▶ **Requirements**:
Reproduce the following lines without any changes.

▶ **Data supplied**:
◆ ◆ ◆

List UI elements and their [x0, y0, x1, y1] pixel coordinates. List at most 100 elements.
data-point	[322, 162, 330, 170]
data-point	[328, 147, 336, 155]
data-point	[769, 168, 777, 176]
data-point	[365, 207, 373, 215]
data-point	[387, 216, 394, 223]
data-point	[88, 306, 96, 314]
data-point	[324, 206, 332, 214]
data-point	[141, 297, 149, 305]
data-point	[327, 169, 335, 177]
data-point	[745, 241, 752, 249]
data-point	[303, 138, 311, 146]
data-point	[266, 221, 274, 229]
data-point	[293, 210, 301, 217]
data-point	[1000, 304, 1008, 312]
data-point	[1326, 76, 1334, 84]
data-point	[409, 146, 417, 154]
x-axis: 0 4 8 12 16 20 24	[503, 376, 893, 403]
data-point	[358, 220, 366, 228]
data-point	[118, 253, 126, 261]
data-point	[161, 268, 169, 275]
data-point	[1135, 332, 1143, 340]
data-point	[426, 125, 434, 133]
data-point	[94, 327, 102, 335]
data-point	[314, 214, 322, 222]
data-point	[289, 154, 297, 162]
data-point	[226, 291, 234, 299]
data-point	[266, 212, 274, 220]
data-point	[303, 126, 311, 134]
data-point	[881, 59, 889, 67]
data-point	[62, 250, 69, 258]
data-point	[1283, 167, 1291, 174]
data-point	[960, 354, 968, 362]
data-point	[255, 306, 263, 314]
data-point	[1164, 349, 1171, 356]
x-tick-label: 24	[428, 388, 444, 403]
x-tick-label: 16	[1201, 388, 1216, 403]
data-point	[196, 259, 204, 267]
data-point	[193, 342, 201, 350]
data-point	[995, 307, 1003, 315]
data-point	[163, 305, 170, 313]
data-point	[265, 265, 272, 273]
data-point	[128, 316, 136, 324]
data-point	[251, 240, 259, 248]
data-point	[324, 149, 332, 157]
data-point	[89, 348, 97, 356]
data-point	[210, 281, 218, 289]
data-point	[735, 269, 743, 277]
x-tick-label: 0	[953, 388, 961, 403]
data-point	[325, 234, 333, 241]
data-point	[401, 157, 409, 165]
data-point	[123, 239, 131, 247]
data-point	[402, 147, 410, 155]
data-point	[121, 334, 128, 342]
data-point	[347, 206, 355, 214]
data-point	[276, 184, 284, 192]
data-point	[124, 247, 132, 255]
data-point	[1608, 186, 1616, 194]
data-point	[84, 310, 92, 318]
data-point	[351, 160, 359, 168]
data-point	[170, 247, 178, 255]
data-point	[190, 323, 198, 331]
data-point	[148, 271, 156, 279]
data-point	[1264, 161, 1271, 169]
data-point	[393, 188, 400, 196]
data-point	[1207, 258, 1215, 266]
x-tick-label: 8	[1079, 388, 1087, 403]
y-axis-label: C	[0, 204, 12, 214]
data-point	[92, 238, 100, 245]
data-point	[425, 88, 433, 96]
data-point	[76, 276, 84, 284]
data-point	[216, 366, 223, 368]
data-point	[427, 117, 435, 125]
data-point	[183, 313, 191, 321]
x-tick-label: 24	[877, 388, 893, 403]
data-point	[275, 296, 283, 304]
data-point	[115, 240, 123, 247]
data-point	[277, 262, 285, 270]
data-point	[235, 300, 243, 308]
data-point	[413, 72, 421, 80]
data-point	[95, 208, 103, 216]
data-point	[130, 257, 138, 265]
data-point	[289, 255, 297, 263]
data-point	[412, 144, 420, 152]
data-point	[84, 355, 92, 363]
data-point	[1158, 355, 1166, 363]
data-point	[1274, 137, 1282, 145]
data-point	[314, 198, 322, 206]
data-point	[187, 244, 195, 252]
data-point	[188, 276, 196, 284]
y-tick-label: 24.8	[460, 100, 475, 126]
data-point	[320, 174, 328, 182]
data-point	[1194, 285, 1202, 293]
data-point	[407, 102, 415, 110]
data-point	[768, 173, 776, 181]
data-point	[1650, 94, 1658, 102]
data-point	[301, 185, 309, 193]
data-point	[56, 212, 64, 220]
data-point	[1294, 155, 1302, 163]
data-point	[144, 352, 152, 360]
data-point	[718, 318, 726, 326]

◆ ◆ ◆

▶ **Answer to this task**:
List UI elements and their [x0, y0, x1, y1] pixel coordinates. List at most 100 elements.
data-point	[322, 162, 330, 170]
data-point	[328, 147, 336, 155]
data-point	[769, 168, 777, 176]
data-point	[365, 207, 373, 215]
data-point	[387, 216, 394, 223]
data-point	[88, 306, 96, 314]
data-point	[324, 206, 332, 214]
data-point	[141, 297, 149, 305]
data-point	[327, 169, 335, 177]
data-point	[745, 241, 752, 249]
data-point	[303, 138, 311, 146]
data-point	[266, 221, 274, 229]
data-point	[293, 210, 301, 217]
data-point	[1000, 304, 1008, 312]
data-point	[1326, 76, 1334, 84]
data-point	[409, 146, 417, 154]
x-axis: 0 4 8 12 16 20 24	[503, 376, 893, 403]
data-point	[358, 220, 366, 228]
data-point	[118, 253, 126, 261]
data-point	[161, 268, 169, 275]
data-point	[1135, 332, 1143, 340]
data-point	[426, 125, 434, 133]
data-point	[94, 327, 102, 335]
data-point	[314, 214, 322, 222]
data-point	[289, 154, 297, 162]
data-point	[226, 291, 234, 299]
data-point	[266, 212, 274, 220]
data-point	[303, 126, 311, 134]
data-point	[881, 59, 889, 67]
data-point	[62, 250, 69, 258]
data-point	[1283, 167, 1291, 174]
data-point	[960, 354, 968, 362]
data-point	[255, 306, 263, 314]
data-point	[1164, 349, 1171, 356]
x-tick-label: 24	[428, 388, 444, 403]
x-tick-label: 16	[1201, 388, 1216, 403]
data-point	[196, 259, 204, 267]
data-point	[193, 342, 201, 350]
data-point	[995, 307, 1003, 315]
data-point	[163, 305, 170, 313]
data-point	[265, 265, 272, 273]
data-point	[128, 316, 136, 324]
data-point	[251, 240, 259, 248]
data-point	[324, 149, 332, 157]
data-point	[89, 348, 97, 356]
data-point	[210, 281, 218, 289]
data-point	[735, 269, 743, 277]
x-tick-label: 0	[953, 388, 961, 403]
data-point	[325, 234, 333, 241]
data-point	[401, 157, 409, 165]
data-point	[123, 239, 131, 247]
data-point	[402, 147, 410, 155]
data-point	[121, 334, 128, 342]
data-point	[347, 206, 355, 214]
data-point	[276, 184, 284, 192]
data-point	[124, 247, 132, 255]
data-point	[1608, 186, 1616, 194]
data-point	[84, 310, 92, 318]
data-point	[351, 160, 359, 168]
data-point	[170, 247, 178, 255]
data-point	[190, 323, 198, 331]
data-point	[148, 271, 156, 279]
data-point	[1264, 161, 1271, 169]
data-point	[393, 188, 400, 196]
data-point	[1207, 258, 1215, 266]
x-tick-label: 8	[1079, 388, 1087, 403]
y-axis-label: C	[0, 204, 12, 214]
data-point	[92, 238, 100, 245]
data-point	[425, 88, 433, 96]
data-point	[76, 276, 84, 284]
data-point	[216, 366, 223, 368]
data-point	[427, 117, 435, 125]
data-point	[183, 313, 191, 321]
x-tick-label: 24	[877, 388, 893, 403]
data-point	[275, 296, 283, 304]
data-point	[115, 240, 123, 247]
data-point	[277, 262, 285, 270]
data-point	[235, 300, 243, 308]
data-point	[413, 72, 421, 80]
data-point	[95, 208, 103, 216]
data-point	[130, 257, 138, 265]
data-point	[289, 255, 297, 263]
data-point	[412, 144, 420, 152]
data-point	[84, 355, 92, 363]
data-point	[1158, 355, 1166, 363]
data-point	[1274, 137, 1282, 145]
data-point	[314, 198, 322, 206]
data-point	[187, 244, 195, 252]
data-point	[188, 276, 196, 284]
y-tick-label: 24.8	[460, 100, 475, 126]
data-point	[320, 174, 328, 182]
data-point	[1194, 285, 1202, 293]
data-point	[407, 102, 415, 110]
data-point	[768, 173, 776, 181]
data-point	[1650, 94, 1658, 102]
data-point	[301, 185, 309, 193]
data-point	[56, 212, 64, 220]
data-point	[1294, 155, 1302, 163]
data-point	[144, 352, 152, 360]
data-point	[718, 318, 726, 326]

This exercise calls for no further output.